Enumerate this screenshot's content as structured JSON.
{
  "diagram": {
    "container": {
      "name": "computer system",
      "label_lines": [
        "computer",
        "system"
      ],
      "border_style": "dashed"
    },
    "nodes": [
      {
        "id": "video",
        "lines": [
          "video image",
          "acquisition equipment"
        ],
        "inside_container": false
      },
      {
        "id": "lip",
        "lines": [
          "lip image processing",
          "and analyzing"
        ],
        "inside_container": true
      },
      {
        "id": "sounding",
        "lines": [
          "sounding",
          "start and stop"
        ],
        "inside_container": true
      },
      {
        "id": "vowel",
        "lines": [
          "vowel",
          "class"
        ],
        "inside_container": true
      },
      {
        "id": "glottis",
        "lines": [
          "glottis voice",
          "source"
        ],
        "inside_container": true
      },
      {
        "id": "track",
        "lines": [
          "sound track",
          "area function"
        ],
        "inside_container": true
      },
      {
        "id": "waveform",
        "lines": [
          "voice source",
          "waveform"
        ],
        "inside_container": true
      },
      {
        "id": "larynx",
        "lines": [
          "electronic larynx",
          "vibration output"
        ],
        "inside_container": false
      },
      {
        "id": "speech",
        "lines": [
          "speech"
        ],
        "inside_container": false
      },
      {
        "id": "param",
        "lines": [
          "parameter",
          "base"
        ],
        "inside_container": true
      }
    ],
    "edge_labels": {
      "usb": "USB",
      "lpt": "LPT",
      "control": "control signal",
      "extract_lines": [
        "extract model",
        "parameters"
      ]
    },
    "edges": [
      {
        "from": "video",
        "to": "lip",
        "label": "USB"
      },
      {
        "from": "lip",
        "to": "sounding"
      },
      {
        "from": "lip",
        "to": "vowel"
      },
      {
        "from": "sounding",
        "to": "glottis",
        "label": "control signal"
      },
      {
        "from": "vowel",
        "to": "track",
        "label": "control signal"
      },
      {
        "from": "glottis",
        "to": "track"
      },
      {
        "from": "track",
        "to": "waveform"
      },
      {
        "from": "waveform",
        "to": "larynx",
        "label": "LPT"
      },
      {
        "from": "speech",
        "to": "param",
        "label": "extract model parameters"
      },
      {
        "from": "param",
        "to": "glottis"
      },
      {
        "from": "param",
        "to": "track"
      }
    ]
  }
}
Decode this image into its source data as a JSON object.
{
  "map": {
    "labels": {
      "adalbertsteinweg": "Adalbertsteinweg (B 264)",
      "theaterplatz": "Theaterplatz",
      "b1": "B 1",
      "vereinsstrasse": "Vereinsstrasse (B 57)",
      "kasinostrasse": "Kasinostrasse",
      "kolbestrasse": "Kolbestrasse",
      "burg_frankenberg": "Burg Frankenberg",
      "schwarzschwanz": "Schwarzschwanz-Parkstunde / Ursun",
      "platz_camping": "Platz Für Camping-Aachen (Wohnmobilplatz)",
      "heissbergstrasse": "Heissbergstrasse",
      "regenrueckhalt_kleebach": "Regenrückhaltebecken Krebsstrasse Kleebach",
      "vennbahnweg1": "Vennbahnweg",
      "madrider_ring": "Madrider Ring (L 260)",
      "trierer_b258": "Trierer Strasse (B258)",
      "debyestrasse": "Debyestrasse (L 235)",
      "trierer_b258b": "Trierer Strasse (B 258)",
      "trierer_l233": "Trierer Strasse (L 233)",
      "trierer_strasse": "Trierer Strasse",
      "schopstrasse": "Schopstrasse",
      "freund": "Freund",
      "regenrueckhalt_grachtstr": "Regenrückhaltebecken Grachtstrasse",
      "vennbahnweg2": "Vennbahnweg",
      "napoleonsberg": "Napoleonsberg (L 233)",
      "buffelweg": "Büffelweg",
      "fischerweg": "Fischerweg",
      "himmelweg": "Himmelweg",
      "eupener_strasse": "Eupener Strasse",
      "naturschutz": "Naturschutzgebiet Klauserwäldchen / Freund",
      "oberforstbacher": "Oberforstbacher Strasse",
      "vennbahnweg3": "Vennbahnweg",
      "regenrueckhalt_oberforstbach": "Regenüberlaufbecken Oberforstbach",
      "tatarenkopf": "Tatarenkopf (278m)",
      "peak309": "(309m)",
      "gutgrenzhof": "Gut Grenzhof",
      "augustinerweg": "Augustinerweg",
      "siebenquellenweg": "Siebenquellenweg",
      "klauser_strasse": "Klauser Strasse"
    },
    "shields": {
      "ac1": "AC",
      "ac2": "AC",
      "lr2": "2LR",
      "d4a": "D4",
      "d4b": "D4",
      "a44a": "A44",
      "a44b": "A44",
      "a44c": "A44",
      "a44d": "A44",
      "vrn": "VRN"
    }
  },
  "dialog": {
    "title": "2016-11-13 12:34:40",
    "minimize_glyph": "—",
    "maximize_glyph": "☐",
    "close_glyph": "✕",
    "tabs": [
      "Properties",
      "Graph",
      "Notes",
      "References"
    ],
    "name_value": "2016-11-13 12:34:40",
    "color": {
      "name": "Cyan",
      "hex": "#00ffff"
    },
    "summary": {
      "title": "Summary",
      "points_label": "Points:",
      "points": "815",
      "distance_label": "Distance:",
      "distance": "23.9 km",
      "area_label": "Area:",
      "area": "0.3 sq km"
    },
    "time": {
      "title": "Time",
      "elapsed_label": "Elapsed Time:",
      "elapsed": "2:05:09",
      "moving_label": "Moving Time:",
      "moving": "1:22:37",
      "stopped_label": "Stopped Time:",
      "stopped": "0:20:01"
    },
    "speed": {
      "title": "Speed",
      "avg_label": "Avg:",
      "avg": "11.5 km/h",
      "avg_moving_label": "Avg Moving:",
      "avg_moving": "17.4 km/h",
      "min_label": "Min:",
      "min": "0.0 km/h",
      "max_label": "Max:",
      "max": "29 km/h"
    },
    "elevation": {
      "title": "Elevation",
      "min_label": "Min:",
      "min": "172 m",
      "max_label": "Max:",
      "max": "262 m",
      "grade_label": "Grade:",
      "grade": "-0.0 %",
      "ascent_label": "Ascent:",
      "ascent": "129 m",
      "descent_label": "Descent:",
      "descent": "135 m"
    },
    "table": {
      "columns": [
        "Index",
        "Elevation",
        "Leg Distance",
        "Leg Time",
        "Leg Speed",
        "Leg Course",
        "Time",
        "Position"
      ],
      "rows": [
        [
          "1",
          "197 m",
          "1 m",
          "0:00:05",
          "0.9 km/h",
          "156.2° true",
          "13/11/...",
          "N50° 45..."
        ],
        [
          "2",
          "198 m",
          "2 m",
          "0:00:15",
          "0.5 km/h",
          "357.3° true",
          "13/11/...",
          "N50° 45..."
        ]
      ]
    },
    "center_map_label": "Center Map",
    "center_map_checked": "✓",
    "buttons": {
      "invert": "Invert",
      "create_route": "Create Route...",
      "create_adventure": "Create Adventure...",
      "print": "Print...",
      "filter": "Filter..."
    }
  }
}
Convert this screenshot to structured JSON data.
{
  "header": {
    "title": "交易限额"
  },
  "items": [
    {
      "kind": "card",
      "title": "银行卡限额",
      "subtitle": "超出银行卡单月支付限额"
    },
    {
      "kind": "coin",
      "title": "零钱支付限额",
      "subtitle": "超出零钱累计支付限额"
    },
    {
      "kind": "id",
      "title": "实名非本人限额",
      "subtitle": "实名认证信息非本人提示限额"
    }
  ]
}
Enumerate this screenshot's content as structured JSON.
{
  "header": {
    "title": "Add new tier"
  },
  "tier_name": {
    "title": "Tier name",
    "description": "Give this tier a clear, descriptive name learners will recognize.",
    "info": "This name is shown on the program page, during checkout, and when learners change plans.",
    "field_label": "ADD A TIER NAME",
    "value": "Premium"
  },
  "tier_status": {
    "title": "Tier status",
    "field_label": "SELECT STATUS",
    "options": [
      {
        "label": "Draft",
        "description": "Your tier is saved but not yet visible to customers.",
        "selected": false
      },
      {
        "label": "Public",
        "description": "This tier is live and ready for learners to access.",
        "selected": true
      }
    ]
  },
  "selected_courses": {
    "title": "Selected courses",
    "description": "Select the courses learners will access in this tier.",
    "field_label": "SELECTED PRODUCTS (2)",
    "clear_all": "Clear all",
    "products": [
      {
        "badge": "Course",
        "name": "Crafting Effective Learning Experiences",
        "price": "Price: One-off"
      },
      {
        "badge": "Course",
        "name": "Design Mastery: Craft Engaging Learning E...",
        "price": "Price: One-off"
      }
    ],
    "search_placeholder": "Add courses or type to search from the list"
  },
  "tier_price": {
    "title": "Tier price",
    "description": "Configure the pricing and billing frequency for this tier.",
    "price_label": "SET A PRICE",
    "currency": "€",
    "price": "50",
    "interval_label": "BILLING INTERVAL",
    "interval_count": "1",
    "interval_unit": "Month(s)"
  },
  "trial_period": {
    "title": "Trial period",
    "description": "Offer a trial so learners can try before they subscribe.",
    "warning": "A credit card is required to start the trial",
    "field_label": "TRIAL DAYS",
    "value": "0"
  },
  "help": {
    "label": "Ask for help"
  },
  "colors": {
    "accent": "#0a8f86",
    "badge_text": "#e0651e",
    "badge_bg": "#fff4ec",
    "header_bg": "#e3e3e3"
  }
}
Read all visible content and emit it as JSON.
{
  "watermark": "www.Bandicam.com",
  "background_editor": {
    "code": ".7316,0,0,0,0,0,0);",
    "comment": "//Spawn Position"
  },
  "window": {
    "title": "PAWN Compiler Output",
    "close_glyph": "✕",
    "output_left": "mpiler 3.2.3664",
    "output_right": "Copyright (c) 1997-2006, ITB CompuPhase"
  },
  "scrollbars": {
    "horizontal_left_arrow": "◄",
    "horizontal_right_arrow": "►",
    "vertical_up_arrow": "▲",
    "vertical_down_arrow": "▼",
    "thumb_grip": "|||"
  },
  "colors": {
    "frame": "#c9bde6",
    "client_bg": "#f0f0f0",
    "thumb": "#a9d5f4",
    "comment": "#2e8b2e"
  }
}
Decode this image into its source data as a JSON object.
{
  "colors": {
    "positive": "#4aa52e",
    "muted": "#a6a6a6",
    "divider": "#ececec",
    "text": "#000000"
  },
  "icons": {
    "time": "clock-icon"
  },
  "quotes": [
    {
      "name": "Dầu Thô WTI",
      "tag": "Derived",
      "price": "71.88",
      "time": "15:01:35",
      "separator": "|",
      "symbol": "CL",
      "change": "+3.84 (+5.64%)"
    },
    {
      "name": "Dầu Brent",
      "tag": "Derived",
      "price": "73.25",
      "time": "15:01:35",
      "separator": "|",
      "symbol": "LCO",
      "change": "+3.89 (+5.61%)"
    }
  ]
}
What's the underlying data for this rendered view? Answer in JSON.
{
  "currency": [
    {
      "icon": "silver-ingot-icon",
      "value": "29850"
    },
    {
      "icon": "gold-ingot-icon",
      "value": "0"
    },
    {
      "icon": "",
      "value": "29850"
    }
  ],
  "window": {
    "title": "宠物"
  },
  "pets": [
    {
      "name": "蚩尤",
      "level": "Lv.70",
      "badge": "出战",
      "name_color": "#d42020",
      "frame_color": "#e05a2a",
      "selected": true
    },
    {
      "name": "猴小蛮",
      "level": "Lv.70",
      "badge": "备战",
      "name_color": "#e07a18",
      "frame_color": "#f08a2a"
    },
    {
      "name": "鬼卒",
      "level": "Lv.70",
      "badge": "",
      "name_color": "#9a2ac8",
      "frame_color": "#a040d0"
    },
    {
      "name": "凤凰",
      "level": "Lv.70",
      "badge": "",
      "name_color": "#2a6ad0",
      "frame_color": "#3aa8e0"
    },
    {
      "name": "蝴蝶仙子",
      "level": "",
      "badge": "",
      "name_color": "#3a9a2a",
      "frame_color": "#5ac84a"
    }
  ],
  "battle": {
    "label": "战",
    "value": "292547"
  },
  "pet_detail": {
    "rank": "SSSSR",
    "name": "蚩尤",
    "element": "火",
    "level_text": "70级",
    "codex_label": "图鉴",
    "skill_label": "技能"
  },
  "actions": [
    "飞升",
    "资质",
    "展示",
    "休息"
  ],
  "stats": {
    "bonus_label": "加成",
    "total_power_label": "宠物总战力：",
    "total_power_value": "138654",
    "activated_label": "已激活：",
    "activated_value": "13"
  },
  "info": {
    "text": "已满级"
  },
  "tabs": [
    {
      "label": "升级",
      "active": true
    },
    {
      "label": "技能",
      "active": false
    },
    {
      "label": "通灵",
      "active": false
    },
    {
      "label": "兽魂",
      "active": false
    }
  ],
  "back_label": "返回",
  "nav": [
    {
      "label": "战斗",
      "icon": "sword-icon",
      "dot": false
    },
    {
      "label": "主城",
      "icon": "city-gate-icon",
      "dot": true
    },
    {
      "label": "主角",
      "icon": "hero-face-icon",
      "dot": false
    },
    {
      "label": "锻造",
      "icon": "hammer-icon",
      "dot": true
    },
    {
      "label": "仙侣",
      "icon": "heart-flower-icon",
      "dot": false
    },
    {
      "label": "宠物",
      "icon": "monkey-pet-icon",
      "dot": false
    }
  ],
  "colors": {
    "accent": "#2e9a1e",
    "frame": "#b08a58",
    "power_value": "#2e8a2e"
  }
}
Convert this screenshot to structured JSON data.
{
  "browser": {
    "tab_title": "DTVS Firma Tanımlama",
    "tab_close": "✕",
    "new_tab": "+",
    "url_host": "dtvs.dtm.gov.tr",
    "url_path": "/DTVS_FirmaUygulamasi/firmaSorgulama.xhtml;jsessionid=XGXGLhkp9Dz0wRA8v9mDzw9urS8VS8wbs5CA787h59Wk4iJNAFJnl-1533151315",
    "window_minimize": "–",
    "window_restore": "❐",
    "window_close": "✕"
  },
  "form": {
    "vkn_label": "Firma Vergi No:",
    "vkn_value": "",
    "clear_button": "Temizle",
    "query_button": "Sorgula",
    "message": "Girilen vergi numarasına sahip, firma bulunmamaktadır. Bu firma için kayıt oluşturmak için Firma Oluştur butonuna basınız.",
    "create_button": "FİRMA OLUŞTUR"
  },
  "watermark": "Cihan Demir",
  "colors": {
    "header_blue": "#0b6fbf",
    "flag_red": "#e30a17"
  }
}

#### WORK INSTRUCTIONS:
Check all the records above and select each line where the string "Freund" is found.

#### FINAL ANSWER:
      "freund": "Freund",
      "naturschutz": "Naturschutzgebiet Klauserwäldchen / Freund",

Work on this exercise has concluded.